Auszuführende Aufgabe:
Um wie viel Prozent verdienen Frauen in der Schweiz laut dem vorliegenden Text weniger als Männer?

1. Glaubenssätze notieren: Dazu gehören Mindsets wie: «Das kann ich eh nicht», «Es braucht sehr viel Geld, um zu investieren», «Mir fehlt das nötige Wissen», «Investieren ist keine sichere Angelegenheit».

2. Diese Glaubenssätze genau anschauen. Was will ich verändern? Es braucht weder viel Geld noch viel Wissen, um den ersten Schritt zu machen.

3. In die Praxis gehen: Wichtig ist, direkt in die Umsetzung zu gehen und erste Erfahrungen zu sammeln. Das geht am besten mit kleineren Investments, die einem nicht so weh tun. Zum Beispiel 200 Franken in die Hand nehmen und eine Aktie kaufen oder in einen Fonds investieren und einfach mal abwarten. Dieser Betrag wurde an einem Wochenende ganz sicher schon dümmer ausgegeben.

Gleichzeitig dazu entwickelt man das Gefühl, investiert zu sein. Das Risiko ist dann besser einschätzbar.

Frauen tendieren zum Sparen. Doch Frauen können es sich laut Harvey nicht leisten, nicht zu investieren. Sie verdienen in der Schweiz rund 8 Prozent weniger als Männer. Unterschiede beginnen schon beim Sackgeld. Studien aus Grossbritannien und Holland zeigen, dass Jungs im Schnitt höhere Beträge erhalten, obwohl sie ähnliche Aufgaben im Haushalt übernehmen.

Links eine metallene, grau-bronzene Statue eines Mädchens von hinten, das Arme in die Hüfte stemmt.

Datenauflistung:
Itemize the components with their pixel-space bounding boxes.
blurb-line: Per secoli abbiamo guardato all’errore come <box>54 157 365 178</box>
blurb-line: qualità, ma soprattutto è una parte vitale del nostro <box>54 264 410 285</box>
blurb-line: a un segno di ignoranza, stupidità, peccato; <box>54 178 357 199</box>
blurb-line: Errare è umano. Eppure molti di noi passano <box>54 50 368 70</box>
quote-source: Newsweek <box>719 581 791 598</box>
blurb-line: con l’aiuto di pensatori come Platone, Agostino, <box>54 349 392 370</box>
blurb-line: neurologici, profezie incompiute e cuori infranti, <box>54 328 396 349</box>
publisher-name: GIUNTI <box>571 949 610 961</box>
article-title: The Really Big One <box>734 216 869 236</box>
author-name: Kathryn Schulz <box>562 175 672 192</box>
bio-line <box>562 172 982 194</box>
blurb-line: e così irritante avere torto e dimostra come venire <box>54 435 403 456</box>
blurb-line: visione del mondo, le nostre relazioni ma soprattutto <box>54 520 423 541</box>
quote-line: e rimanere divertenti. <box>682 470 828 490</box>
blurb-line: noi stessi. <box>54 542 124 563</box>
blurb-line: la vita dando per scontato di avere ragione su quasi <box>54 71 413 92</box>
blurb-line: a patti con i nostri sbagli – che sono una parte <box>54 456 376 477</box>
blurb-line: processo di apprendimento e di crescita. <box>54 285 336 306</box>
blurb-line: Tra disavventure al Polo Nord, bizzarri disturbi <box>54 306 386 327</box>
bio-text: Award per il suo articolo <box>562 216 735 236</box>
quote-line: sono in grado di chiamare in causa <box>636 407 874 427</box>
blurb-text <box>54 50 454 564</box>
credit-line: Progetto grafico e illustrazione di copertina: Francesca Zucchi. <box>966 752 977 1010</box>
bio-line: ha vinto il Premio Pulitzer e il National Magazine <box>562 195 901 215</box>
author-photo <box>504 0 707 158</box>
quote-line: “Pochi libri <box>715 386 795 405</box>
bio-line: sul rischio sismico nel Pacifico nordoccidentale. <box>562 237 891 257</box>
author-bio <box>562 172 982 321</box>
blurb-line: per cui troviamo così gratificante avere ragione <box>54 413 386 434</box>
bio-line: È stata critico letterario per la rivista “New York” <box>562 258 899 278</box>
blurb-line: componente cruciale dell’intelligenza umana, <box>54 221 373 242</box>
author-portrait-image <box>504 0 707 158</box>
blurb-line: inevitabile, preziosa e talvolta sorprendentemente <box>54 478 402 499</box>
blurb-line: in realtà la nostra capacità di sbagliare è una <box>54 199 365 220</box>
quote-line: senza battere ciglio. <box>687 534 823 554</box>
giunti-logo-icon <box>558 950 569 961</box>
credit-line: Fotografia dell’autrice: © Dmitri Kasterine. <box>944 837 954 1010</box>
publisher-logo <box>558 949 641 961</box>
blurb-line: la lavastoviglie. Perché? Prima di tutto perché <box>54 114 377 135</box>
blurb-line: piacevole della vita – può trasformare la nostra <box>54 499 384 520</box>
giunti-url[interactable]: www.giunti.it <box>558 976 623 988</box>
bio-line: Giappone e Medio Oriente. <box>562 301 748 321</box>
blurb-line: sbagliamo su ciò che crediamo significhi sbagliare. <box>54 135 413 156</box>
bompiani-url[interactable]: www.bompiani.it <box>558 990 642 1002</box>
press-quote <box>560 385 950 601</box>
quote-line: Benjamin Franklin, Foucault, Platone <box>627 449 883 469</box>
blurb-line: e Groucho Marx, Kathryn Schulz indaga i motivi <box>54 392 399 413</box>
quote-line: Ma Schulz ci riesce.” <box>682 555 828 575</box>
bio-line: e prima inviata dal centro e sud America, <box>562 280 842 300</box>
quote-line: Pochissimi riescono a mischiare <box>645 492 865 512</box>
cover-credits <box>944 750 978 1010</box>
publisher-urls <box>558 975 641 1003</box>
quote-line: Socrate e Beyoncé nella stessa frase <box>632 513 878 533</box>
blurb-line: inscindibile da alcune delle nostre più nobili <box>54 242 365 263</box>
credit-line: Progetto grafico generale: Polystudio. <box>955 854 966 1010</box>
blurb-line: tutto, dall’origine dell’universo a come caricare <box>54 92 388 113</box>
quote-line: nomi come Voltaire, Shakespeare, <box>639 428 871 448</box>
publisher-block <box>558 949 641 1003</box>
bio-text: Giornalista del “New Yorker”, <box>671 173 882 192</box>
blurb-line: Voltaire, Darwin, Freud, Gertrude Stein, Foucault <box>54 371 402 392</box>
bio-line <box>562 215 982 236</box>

Ergebnis der Übung:
Rund 8 Prozent.